═══ MATERIAL PROVIDED

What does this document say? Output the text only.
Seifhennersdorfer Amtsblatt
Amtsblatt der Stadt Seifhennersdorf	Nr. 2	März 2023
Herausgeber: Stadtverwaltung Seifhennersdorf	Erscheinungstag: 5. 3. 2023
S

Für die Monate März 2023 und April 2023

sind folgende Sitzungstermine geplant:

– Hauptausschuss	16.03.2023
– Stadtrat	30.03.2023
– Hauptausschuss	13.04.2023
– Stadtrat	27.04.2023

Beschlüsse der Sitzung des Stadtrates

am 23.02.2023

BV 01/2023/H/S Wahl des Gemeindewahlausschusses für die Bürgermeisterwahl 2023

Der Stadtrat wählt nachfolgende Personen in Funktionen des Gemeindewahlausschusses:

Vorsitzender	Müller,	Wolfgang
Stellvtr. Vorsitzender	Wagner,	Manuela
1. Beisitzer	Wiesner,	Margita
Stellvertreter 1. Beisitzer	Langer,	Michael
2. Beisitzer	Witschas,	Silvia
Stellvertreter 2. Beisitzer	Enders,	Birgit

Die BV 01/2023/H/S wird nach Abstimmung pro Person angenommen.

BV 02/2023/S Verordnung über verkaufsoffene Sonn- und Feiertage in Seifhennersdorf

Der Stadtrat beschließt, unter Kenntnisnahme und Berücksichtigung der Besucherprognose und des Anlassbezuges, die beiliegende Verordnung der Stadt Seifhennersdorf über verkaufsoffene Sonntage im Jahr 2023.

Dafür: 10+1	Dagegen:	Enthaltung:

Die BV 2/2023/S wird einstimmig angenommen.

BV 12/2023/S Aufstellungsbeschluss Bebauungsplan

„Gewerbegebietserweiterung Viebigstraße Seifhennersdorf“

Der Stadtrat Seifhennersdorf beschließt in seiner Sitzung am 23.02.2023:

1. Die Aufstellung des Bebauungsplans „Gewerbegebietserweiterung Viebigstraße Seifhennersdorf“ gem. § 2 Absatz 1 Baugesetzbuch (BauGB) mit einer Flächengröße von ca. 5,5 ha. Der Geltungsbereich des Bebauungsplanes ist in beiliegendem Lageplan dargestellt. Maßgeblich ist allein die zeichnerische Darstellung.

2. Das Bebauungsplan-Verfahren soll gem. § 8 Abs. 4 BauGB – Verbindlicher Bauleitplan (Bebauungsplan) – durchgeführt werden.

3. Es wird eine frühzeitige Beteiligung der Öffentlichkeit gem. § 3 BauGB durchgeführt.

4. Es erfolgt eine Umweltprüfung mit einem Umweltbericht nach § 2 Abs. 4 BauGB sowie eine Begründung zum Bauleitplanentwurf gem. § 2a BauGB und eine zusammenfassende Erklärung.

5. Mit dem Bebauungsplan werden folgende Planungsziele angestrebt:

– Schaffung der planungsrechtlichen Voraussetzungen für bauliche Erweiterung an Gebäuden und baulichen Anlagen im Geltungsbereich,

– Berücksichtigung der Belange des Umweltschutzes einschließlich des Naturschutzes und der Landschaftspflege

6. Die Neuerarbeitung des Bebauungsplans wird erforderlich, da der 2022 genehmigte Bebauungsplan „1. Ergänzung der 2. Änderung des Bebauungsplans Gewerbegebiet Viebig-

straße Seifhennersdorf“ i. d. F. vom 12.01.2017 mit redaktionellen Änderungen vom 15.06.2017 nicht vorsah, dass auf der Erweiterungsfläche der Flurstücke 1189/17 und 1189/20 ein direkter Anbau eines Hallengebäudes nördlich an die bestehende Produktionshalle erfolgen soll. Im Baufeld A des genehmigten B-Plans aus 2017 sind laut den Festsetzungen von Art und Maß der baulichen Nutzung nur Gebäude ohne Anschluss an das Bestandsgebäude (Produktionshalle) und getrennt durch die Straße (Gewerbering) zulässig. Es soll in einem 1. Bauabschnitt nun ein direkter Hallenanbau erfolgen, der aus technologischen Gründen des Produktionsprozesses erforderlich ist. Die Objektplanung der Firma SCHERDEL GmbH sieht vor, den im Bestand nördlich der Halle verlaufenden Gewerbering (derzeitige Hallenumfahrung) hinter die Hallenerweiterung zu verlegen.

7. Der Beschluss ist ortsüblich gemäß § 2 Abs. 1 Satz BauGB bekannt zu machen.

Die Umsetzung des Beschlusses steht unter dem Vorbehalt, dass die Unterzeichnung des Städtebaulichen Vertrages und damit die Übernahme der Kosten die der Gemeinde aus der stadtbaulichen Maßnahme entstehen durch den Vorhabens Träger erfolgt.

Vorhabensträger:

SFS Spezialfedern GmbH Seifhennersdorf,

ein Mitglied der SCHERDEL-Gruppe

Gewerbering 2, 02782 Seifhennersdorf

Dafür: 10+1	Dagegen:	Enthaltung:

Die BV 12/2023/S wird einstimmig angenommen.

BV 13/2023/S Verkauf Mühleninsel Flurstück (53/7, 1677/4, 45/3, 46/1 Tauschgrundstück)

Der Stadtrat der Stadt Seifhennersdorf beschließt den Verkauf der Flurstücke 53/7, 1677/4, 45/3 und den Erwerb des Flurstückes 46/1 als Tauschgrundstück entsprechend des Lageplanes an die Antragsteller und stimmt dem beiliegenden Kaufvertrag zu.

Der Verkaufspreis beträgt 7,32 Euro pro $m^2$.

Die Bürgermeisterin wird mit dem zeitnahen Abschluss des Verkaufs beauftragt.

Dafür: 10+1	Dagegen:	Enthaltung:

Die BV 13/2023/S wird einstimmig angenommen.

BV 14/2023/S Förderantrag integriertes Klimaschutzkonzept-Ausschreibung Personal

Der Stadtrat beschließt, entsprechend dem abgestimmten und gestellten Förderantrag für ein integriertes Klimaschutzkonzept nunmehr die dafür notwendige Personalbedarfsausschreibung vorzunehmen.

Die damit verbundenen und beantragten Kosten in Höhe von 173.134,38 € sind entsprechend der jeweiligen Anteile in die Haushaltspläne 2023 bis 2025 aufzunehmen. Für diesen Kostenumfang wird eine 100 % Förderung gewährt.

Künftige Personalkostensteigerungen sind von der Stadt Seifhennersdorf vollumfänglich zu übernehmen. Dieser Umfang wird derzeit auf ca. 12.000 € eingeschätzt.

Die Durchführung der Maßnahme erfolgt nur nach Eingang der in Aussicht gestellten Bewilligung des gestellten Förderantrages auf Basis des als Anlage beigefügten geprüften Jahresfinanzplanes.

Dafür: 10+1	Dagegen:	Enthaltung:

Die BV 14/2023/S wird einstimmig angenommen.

══════

Set down the listing again, exactly.

> _RESPONSE TO THIS EXERCISE_
What does this document say? Output the text only.
Seifhennersdorfer Amtsblatt
Amtsblatt der Stadt Seifhennersdorf	Nr. 2	März 2023
Herausgeber: Stadtverwaltung Seifhennersdorf	Erscheinungstag: 5. 3. 2023
S

Für die Monate März 2023 und April 2023

sind folgende Sitzungstermine geplant:

– Hauptausschuss	16.03.2023
– Stadtrat	30.03.2023
– Hauptausschuss	13.04.2023
– Stadtrat	27.04.2023

Beschlüsse der Sitzung des Stadtrates

am 23.02.2023

BV 01/2023/H/S Wahl des Gemeindewahlausschusses für die Bürgermeisterwahl 2023

Der Stadtrat wählt nachfolgende Personen in Funktionen des Gemeindewahlausschusses:

Vorsitzender	Müller,	Wolfgang
Stellvtr. Vorsitzender	Wagner,	Manuela
1. Beisitzer	Wiesner,	Margita
Stellvertreter 1. Beisitzer	Langer,	Michael
2. Beisitzer	Witschas,	Silvia
Stellvertreter 2. Beisitzer	Enders,	Birgit

Die BV 01/2023/H/S wird nach Abstimmung pro Person angenommen.

BV 02/2023/S Verordnung über verkaufsoffene Sonn- und Feiertage in Seifhennersdorf

Der Stadtrat beschließt, unter Kenntnisnahme und Berücksichtigung der Besucherprognose und des Anlassbezuges, die beiliegende Verordnung der Stadt Seifhennersdorf über verkaufsoffene Sonntage im Jahr 2023.

Dafür: 10+1	Dagegen:	Enthaltung:

Die BV 2/2023/S wird einstimmig angenommen.

BV 12/2023/S Aufstellungsbeschluss Bebauungsplan

„Gewerbegebietserweiterung Viebigstraße Seifhennersdorf“

Der Stadtrat Seifhennersdorf beschließt in seiner Sitzung am 23.02.2023:

1. Die Aufstellung des Bebauungsplans „Gewerbegebietserweiterung Viebigstraße Seifhennersdorf“ gem. § 2 Absatz 1 Baugesetzbuch (BauGB) mit einer Flächengröße von ca. 5,5 ha. Der Geltungsbereich des Bebauungsplanes ist in beiliegendem Lageplan dargestellt. Maßgeblich ist allein die zeichnerische Darstellung.

2. Das Bebauungsplan-Verfahren soll gem. § 8 Abs. 4 BauGB – Verbindlicher Bauleitplan (Bebauungsplan) – durchgeführt werden.

3. Es wird eine frühzeitige Beteiligung der Öffentlichkeit gem. § 3 BauGB durchgeführt.

4. Es erfolgt eine Umweltprüfung mit einem Umweltbericht nach § 2 Abs. 4 BauGB sowie eine Begründung zum Bauleitplanentwurf gem. § 2a BauGB und eine zusammenfassende Erklärung.

5. Mit dem Bebauungsplan werden folgende Planungsziele angestrebt:

– Schaffung der planungsrechtlichen Voraussetzungen für bauliche Erweiterung an Gebäuden und baulichen Anlagen im Geltungsbereich,

– Berücksichtigung der Belange des Umweltschutzes einschließlich des Naturschutzes und der Landschaftspflege

6. Die Neuerarbeitung des Bebauungsplans wird erforderlich, da der 2022 genehmigte Bebauungsplan „1. Ergänzung der 2. Änderung des Bebauungsplans Gewerbegebiet Viebig-

straße Seifhennersdorf“ i. d. F. vom 12.01.2017 mit redaktionellen Änderungen vom 15.06.2017 nicht vorsah, dass auf der Erweiterungsfläche der Flurstücke 1189/17 und 1189/20 ein direkter Anbau eines Hallengebäudes nördlich an die bestehende Produktionshalle erfolgen soll. Im Baufeld A des genehmigten B-Plans aus 2017 sind laut den Festsetzungen von Art und Maß der baulichen Nutzung nur Gebäude ohne Anschluss an das Bestandsgebäude (Produktionshalle) und getrennt durch die Straße (Gewerbering) zulässig. Es soll in einem 1. Bauabschnitt nun ein direkter Hallenanbau erfolgen, der aus technologischen Gründen des Produktionsprozesses erforderlich ist. Die Objektplanung der Firma SCHERDEL GmbH sieht vor, den im Bestand nördlich der Halle verlaufenden Gewerbering (derzeitige Hallenumfahrung) hinter die Hallenerweiterung zu verlegen.

7. Der Beschluss ist ortsüblich gemäß § 2 Abs. 1 Satz BauGB bekannt zu machen.

Die Umsetzung des Beschlusses steht unter dem Vorbehalt, dass die Unterzeichnung des Städtebaulichen Vertrages und damit die Übernahme der Kosten die der Gemeinde aus der stadtbaulichen Maßnahme entstehen durch den Vorhabens Träger erfolgt.

Vorhabensträger:

SFS Spezialfedern GmbH Seifhennersdorf,

ein Mitglied der SCHERDEL-Gruppe

Gewerbering 2, 02782 Seifhennersdorf

Dafür: 10+1	Dagegen:	Enthaltung:

Die BV 12/2023/S wird einstimmig angenommen.

BV 13/2023/S Verkauf Mühleninsel Flurstück (53/7, 1677/4, 45/3, 46/1 Tauschgrundstück)

Der Stadtrat der Stadt Seifhennersdorf beschließt den Verkauf der Flurstücke 53/7, 1677/4, 45/3 und den Erwerb des Flurstückes 46/1 als Tauschgrundstück entsprechend des Lageplanes an die Antragsteller und stimmt dem beiliegenden Kaufvertrag zu.

Der Verkaufspreis beträgt 7,32 Euro pro $m^2$.

Die Bürgermeisterin wird mit dem zeitnahen Abschluss des Verkaufs beauftragt.

Dafür: 10+1	Dagegen:	Enthaltung:

Die BV 13/2023/S wird einstimmig angenommen.

BV 14/2023/S Förderantrag integriertes Klimaschutzkonzept-Ausschreibung Personal

Der Stadtrat beschließt, entsprechend dem abgestimmten und gestellten Förderantrag für ein integriertes Klimaschutzkonzept nunmehr die dafür notwendige Personalbedarfsausschreibung vorzunehmen.

Die damit verbundenen und beantragten Kosten in Höhe von 173.134,38 € sind entsprechend der jeweiligen Anteile in die Haushaltspläne 2023 bis 2025 aufzunehmen. Für diesen Kostenumfang wird eine 100 % Förderung gewährt.

Künftige Personalkostensteigerungen sind von der Stadt Seifhennersdorf vollumfänglich zu übernehmen. Dieser Umfang wird derzeit auf ca. 12.000 € eingeschätzt.

Die Durchführung der Maßnahme erfolgt nur nach Eingang der in Aussicht gestellten Bewilligung des gestellten Förderantrages auf Basis des als Anlage beigefügten geprüften Jahresfinanzplanes.

Dafür: 10+1	Dagegen:	Enthaltung:

Die BV 14/2023/S wird einstimmig angenommen.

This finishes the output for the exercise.